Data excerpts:
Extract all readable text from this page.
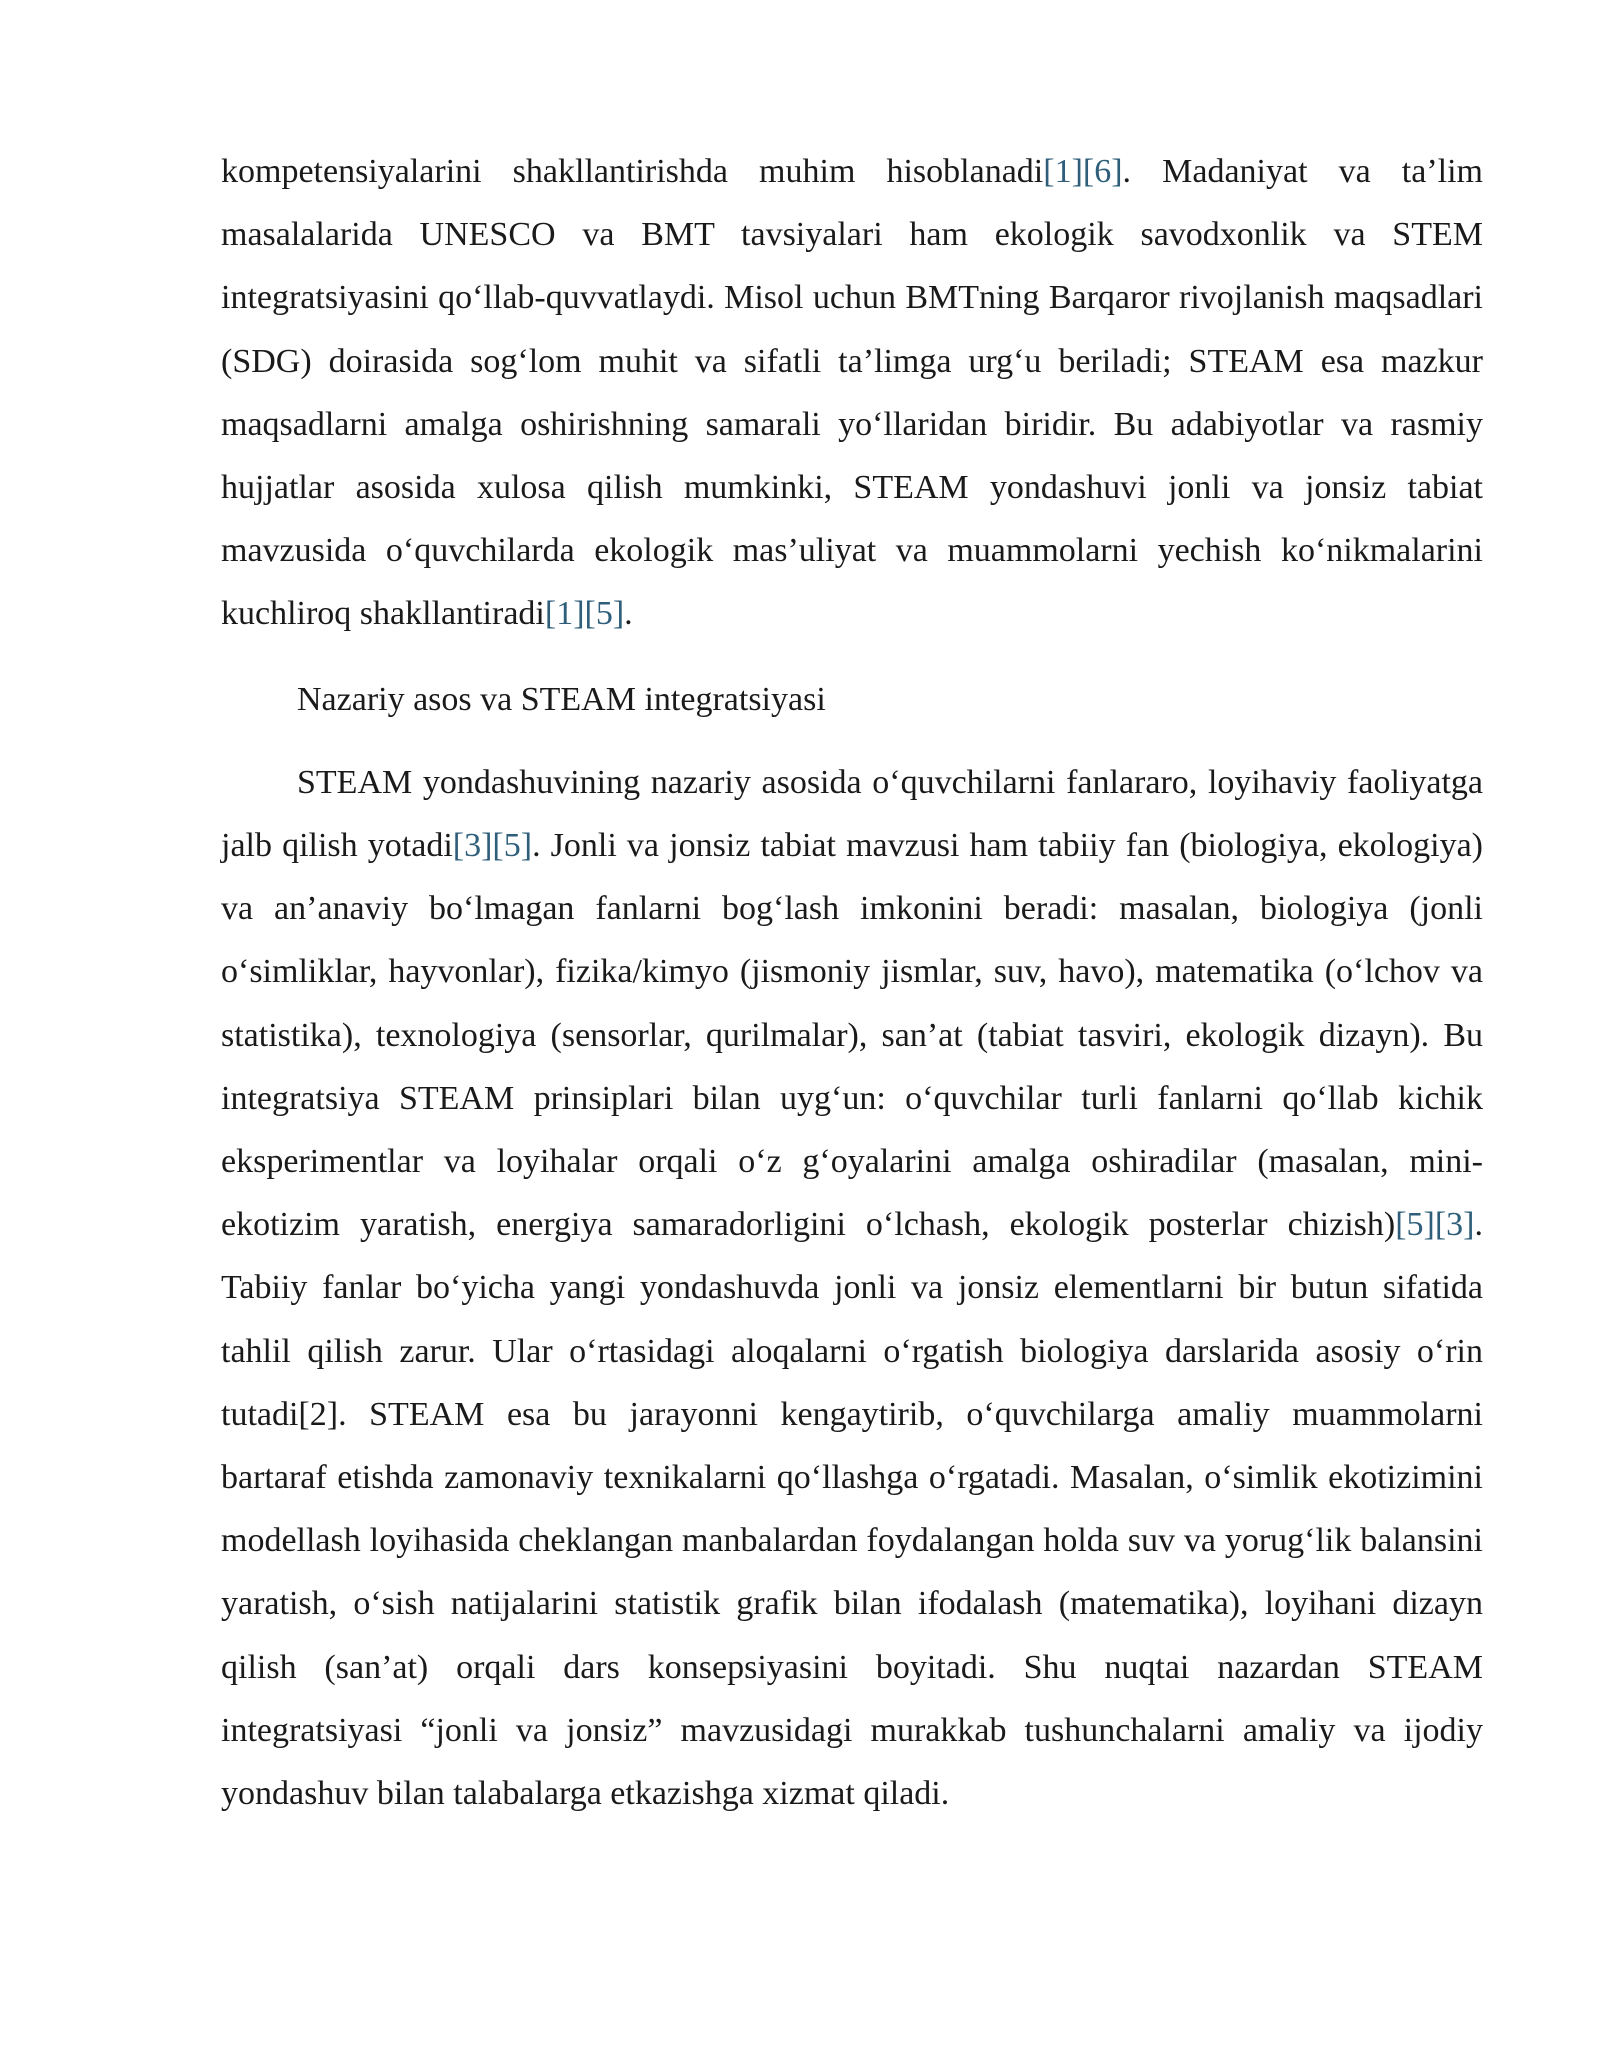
kompetensiyalarini shakllantirishda muhim hisoblanadi[1][6]. Madaniyat va ta’lim masalalarida UNESCO va BMT tavsiyalari ham ekologik savodxonlik va STEM integratsiyasini qo‘llab-quvvatlaydi. Misol uchun BMTning Barqaror rivojlanish maqsadlari (SDG) doirasida sog‘lom muhit va sifatli ta’limga urg‘u beriladi; STEAM esa mazkur maqsadlarni amalga oshirishning samarali yo‘llaridan biridir. Bu adabiyotlar va rasmiy hujjatlar asosida xulosa qilish mumkinki, STEAM yondashuvi jonli va jonsiz tabiat mavzusida o‘quvchilarda ekologik mas’uliyat va muammolarni yechish ko‘nikmalarini kuchliroq shakllantiradi[1][5].

Nazariy asos va STEAM integratsiyasi

STEAM yondashuvining nazariy asosida o‘quvchilarni fanlararo, loyihaviy faoliyatga jalb qilish yotadi[3][5]. Jonli va jonsiz tabiat mavzusi ham tabiiy fan (biologiya, ekologiya) va an’anaviy bo‘lmagan fanlarni bog‘lash imkonini beradi: masalan, biologiya (jonli o‘simliklar, hayvonlar), fizika/kimyo (jismoniy jismlar, suv, havo), matematika (o‘lchov va statistika), texnologiya (sensorlar, qurilmalar), san’at (tabiat tasviri, ekologik dizayn). Bu integratsiya STEAM prinsiplari bilan uyg‘un: o‘quvchilar turli fanlarni qo‘llab kichik eksperimentlar va loyihalar orqali o‘z g‘oyalarini amalga oshiradilar (masalan, mini-ekotizim yaratish, energiya samaradorligini o‘lchash, ekologik posterlar chizish)[5][3]. Tabiiy fanlar bo‘yicha yangi yondashuvda jonli va jonsiz elementlarni bir butun sifatida tahlil qilish zarur. Ular o‘rtasidagi aloqalarni o‘rgatish biologiya darslarida asosiy o‘rin tutadi[2]. STEAM esa bu jarayonni kengaytirib, o‘quvchilarga amaliy muammolarni bartaraf etishda zamonaviy texnikalarni qo‘llashga o‘rgatadi. Masalan, o‘simlik ekotizimini modellash loyihasida cheklangan manbalardan foydalangan holda suv va yorug‘lik balansini yaratish, o‘sish natijalarini statistik grafik bilan ifodalash (matematika), loyihani dizayn qilish (san’at) orqali dars konsepsiyasini boyitadi. Shu nuqtai nazardan STEAM integratsiyasi “jonli va jonsiz” mavzusidagi murakkab tushunchalarni amaliy va ijodiy yondashuv bilan talabalarga etkazishga xizmat qiladi.
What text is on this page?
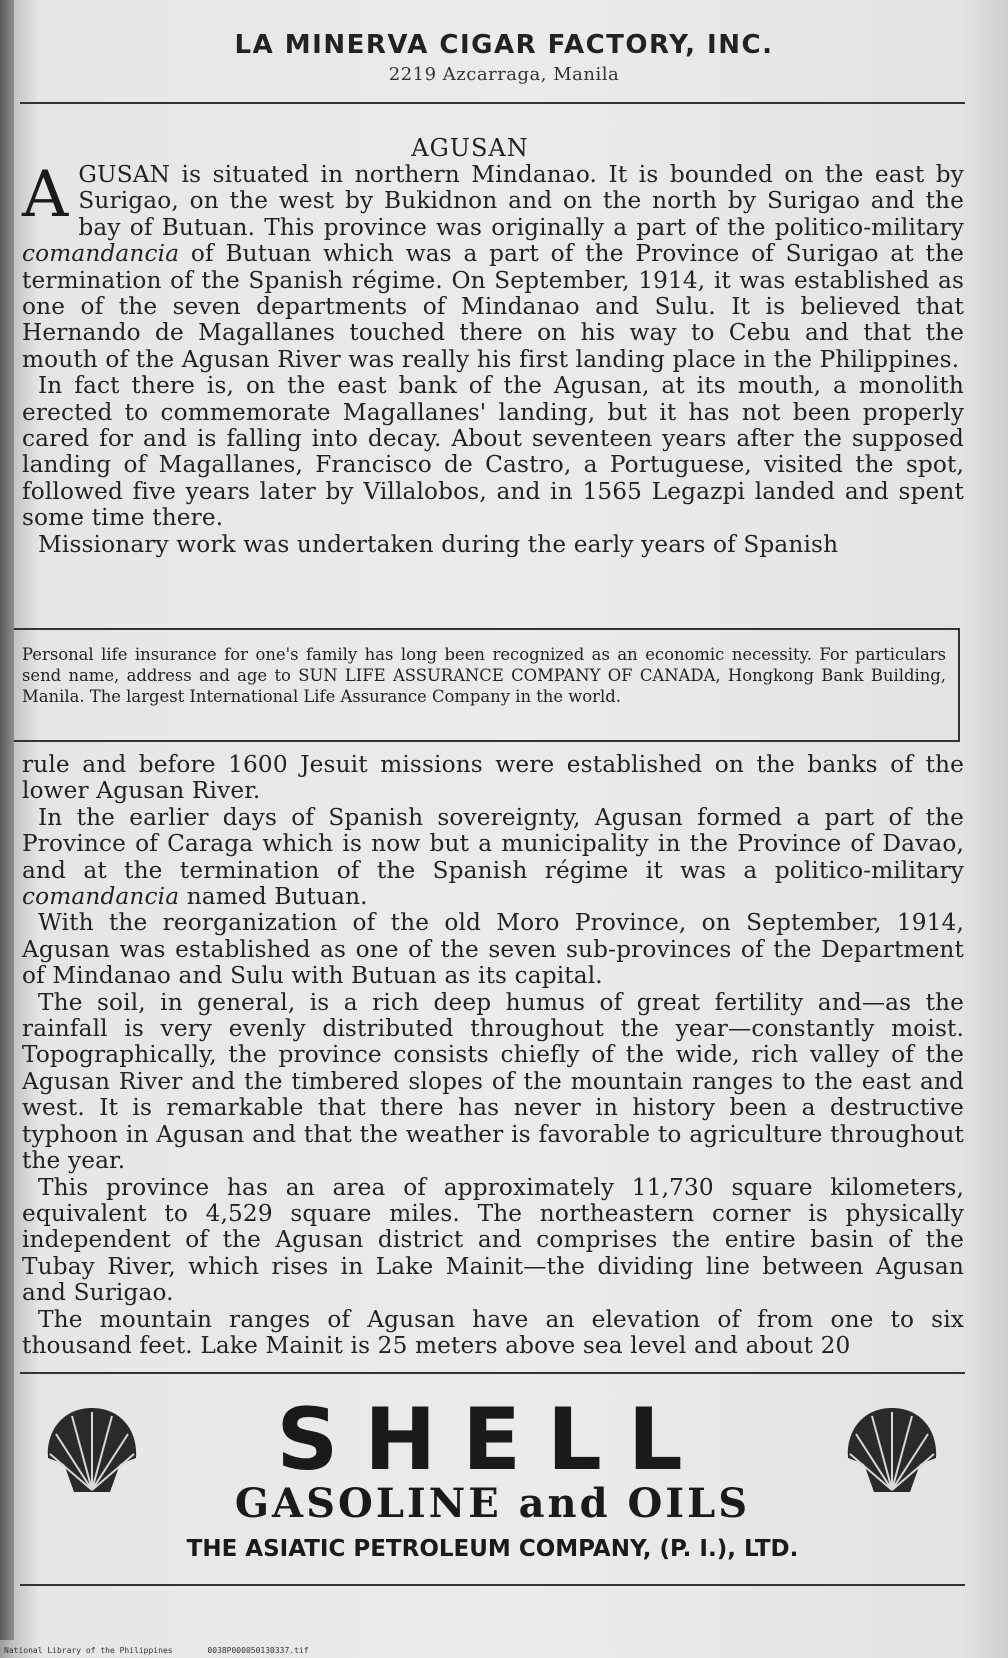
LA MINERVA CIGAR FACTORY, INC.
2219 Azcarraga, Manila
AGUSAN

AGUSAN is situated in northern Mindanao. It is bounded on the east by Surigao, on the west by Bukidnon and on the north by Surigao and the bay of Butuan. This province was originally a part of the politico-military comandancia of Butuan which was a part of the Province of Surigao at the termination of the Spanish régime. On September, 1914, it was established as one of the seven departments of Mindanao and Sulu. It is believed that Hernando de Magallanes touched there on his way to Cebu and that the mouth of the Agusan River was really his first landing place in the Philippines.

In fact there is, on the east bank of the Agusan, at its mouth, a monolith erected to commemorate Magallanes' landing, but it has not been properly cared for and is falling into decay. About seventeen years after the supposed landing of Magallanes, Francisco de Castro, a Portuguese, visited the spot, followed five years later by Villalobos, and in 1565 Legazpi landed and spent some time there.

Missionary work was undertaken during the early years of Spanish

Personal life insurance for one's family has long been recognized as an economic necessity. For particulars send name, address and age to SUN LIFE ASSURANCE COMPANY OF CANADA, Hongkong Bank Building, Manila. The largest International Life Assurance Company in the world.

rule and before 1600 Jesuit missions were established on the banks of the lower Agusan River.

In the earlier days of Spanish sovereignty, Agusan formed a part of the Province of Caraga which is now but a municipality in the Province of Davao, and at the termination of the Spanish régime it was a politico-military comandancia named Butuan.

With the reorganization of the old Moro Province, on September, 1914, Agusan was established as one of the seven sub-provinces of the Department of Mindanao and Sulu with Butuan as its capital.

The soil, in general, is a rich deep humus of great fertility and—as the rainfall is very evenly distributed throughout the year—constantly moist. Topographically, the province consists chiefly of the wide, rich valley of the Agusan River and the timbered slopes of the mountain ranges to the east and west. It is remarkable that there has never in history been a destructive typhoon in Agusan and that the weather is favorable to agriculture throughout the year.

This province has an area of approximately 11,730 square kilometers, equivalent to 4,529 square miles. The northeastern corner is physically independent of the Agusan district and comprises the entire basin of the Tubay River, which rises in Lake Mainit—the dividing line between Agusan and Surigao.

The mountain ranges of Agusan have an elevation of from one to six thousand feet. Lake Mainit is 25 meters above sea level and about 20

SHELL
GASOLINE and OILS
THE ASIATIC PETROLEUM COMPANY, (P. I.), LTD.
National Library of the Philippines	0038P000050130337.tif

### DESCRIPTION OF THE TASK
Show every line of the records above that contains the word "years".

### RIGHT ANSWER
In fact there is, on the east bank of the Agusan, at its mouth, a monolith erected to commemorate Magallanes' landing, but it has not been properly cared for and is falling into decay. About seventeen years after the supposed landing of Magallanes, Francisco de Castro, a Portuguese, visited the spot, followed five years later by Villalobos, and in 1565 Legazpi landed and spent some time there.
Missionary work was undertaken during the early years of Spanish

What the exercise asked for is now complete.